Copy every record word for word.

____

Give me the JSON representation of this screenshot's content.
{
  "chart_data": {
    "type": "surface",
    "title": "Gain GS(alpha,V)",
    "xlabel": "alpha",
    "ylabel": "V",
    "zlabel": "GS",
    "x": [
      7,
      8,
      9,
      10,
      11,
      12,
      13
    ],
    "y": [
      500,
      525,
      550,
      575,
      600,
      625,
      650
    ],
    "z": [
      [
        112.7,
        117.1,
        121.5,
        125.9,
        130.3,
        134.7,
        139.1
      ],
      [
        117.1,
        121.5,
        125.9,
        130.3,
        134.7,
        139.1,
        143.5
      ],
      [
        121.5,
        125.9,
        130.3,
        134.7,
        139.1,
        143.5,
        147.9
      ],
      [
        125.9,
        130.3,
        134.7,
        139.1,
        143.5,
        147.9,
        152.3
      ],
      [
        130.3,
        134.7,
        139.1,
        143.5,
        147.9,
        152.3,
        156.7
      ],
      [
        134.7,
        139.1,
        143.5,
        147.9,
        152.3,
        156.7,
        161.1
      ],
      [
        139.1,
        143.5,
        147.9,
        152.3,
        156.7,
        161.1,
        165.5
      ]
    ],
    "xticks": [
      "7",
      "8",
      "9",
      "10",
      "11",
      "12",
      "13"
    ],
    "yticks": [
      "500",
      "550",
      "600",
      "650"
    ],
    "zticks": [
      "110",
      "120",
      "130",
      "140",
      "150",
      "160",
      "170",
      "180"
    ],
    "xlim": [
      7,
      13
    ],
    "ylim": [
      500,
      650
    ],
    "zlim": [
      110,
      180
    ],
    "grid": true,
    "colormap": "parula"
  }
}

____

RESPONSE TO THIS EXERCISE:
Give me the JSON representation of this screenshot's content.
{
  "chart_data": {
    "type": "surface",
    "title": "Gain GS(alpha,V)",
    "xlabel": "alpha",
    "ylabel": "V",
    "zlabel": "GS",
    "x": [
      7,
      8,
      9,
      10,
      11,
      12,
      13
    ],
    "y": [
      500,
      525,
      550,
      575,
      600,
      625,
      650
    ],
    "z": [
      [
        112.7,
        117.1,
        121.5,
        125.9,
        130.3,
        134.7,
        139.1
      ],
      [
        117.1,
        121.5,
        125.9,
        130.3,
        134.7,
        139.1,
        143.5
      ],
      [
        121.5,
        125.9,
        130.3,
        134.7,
        139.1,
        143.5,
        147.9
      ],
      [
        125.9,
        130.3,
        134.7,
        139.1,
        143.5,
        147.9,
        152.3
      ],
      [
        130.3,
        134.7,
        139.1,
        143.5,
        147.9,
        152.3,
        156.7
      ],
      [
        134.7,
        139.1,
        143.5,
        147.9,
        152.3,
        156.7,
        161.1
      ],
      [
        139.1,
        143.5,
        147.9,
        152.3,
        156.7,
        161.1,
        165.5
      ]
    ],
    "xticks": [
      "7",
      "8",
      "9",
      "10",
      "11",
      "12",
      "13"
    ],
    "yticks": [
      "500",
      "550",
      "600",
      "650"
    ],
    "zticks": [
      "110",
      "120",
      "130",
      "140",
      "150",
      "160",
      "170",
      "180"
    ],
    "xlim": [
      7,
      13
    ],
    "ylim": [
      500,
      650
    ],
    "zlim": [
      110,
      180
    ],
    "grid": true,
    "colormap": "parula"
  }
}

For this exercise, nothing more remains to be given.